## YOUR OBJECTIVE
Collect each line of the records containing the string "text".

::: DATA TO PROCESS :::

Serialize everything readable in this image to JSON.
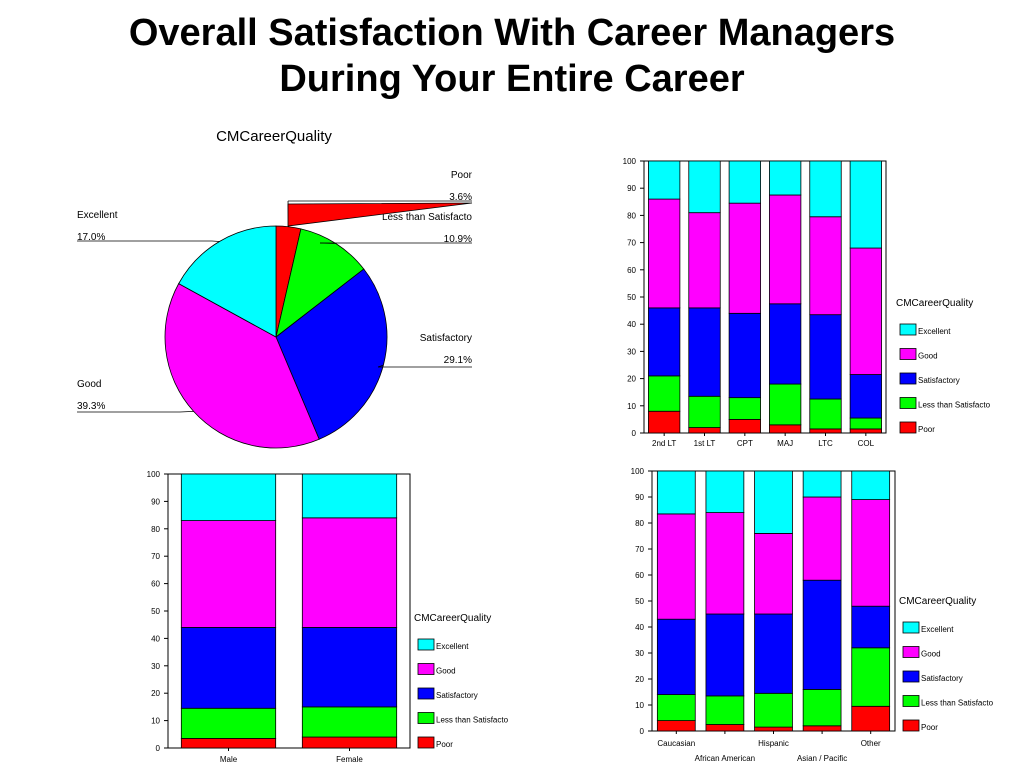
{
  "page_title": {
    "line1": "Overall Satisfaction With Career Managers",
    "line2": "During Your Entire Career"
  },
  "colors": {
    "Excellent": "#00ffff",
    "Good": "#ff00ff",
    "Satisfactory": "#0000ff",
    "Less than Satisfacto": "#00ff00",
    "Poor": "#ff0000"
  },
  "chart_data": [
    {
      "type": "pie",
      "title": "CMCareerQuality",
      "slices": [
        {
          "label": "Poor",
          "value": 3.6,
          "text": "3.6%"
        },
        {
          "label": "Less than Satisfacto",
          "value": 10.9,
          "text": "10.9%"
        },
        {
          "label": "Satisfactory",
          "value": 29.1,
          "text": "29.1%"
        },
        {
          "label": "Good",
          "value": 39.3,
          "text": "39.3%"
        },
        {
          "label": "Excellent",
          "value": 17.0,
          "text": "17.0%"
        }
      ]
    },
    {
      "type": "bar",
      "stacked": true,
      "legend_title": "CMCareerQuality",
      "categories": [
        "2nd LT",
        "1st LT",
        "CPT",
        "MAJ",
        "LTC",
        "COL"
      ],
      "ylim": [
        0,
        100
      ],
      "yticks": [
        0,
        10,
        20,
        30,
        40,
        50,
        60,
        70,
        80,
        90,
        100
      ],
      "series": [
        {
          "name": "Poor",
          "values": [
            8,
            2,
            5,
            3,
            1.5,
            1.5
          ]
        },
        {
          "name": "Less than Satisfacto",
          "values": [
            13,
            11.5,
            8,
            15,
            11,
            4
          ]
        },
        {
          "name": "Satisfactory",
          "values": [
            25,
            32.5,
            31,
            29.5,
            31,
            16
          ]
        },
        {
          "name": "Good",
          "values": [
            40,
            35,
            40.5,
            40,
            36,
            46.5
          ]
        },
        {
          "name": "Excellent",
          "values": [
            14,
            19,
            15.5,
            12.5,
            20.5,
            32
          ]
        }
      ]
    },
    {
      "type": "bar",
      "stacked": true,
      "legend_title": "CMCareerQuality",
      "categories": [
        "Male",
        "Female"
      ],
      "ylim": [
        0,
        100
      ],
      "yticks": [
        0,
        10,
        20,
        30,
        40,
        50,
        60,
        70,
        80,
        90,
        100
      ],
      "series": [
        {
          "name": "Poor",
          "values": [
            3.5,
            4
          ]
        },
        {
          "name": "Less than Satisfacto",
          "values": [
            11,
            11
          ]
        },
        {
          "name": "Satisfactory",
          "values": [
            29.5,
            29
          ]
        },
        {
          "name": "Good",
          "values": [
            39,
            40
          ]
        },
        {
          "name": "Excellent",
          "values": [
            17,
            16
          ]
        }
      ]
    },
    {
      "type": "bar",
      "stacked": true,
      "legend_title": "CMCareerQuality",
      "categories": [
        "Caucasian",
        "African American",
        "Hispanic",
        "Asian / Pacific",
        "Other"
      ],
      "ylim": [
        0,
        100
      ],
      "yticks": [
        0,
        10,
        20,
        30,
        40,
        50,
        60,
        70,
        80,
        90,
        100
      ],
      "series": [
        {
          "name": "Poor",
          "values": [
            4,
            2.5,
            1.5,
            2,
            9.5
          ]
        },
        {
          "name": "Less than Satisfacto",
          "values": [
            10,
            11,
            13,
            14,
            22.5
          ]
        },
        {
          "name": "Satisfactory",
          "values": [
            29,
            31.5,
            30.5,
            42,
            16
          ]
        },
        {
          "name": "Good",
          "values": [
            40.5,
            39,
            31,
            32,
            41
          ]
        },
        {
          "name": "Excellent",
          "values": [
            16.5,
            16,
            24,
            10,
            11
          ]
        }
      ]
    }
  ]
}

:::

## ANSWER FOR THIS EXERCISE
          "text": "3.6%"
          "text": "10.9%"
          "text": "29.1%"
          "text": "39.3%"
          "text": "17.0%"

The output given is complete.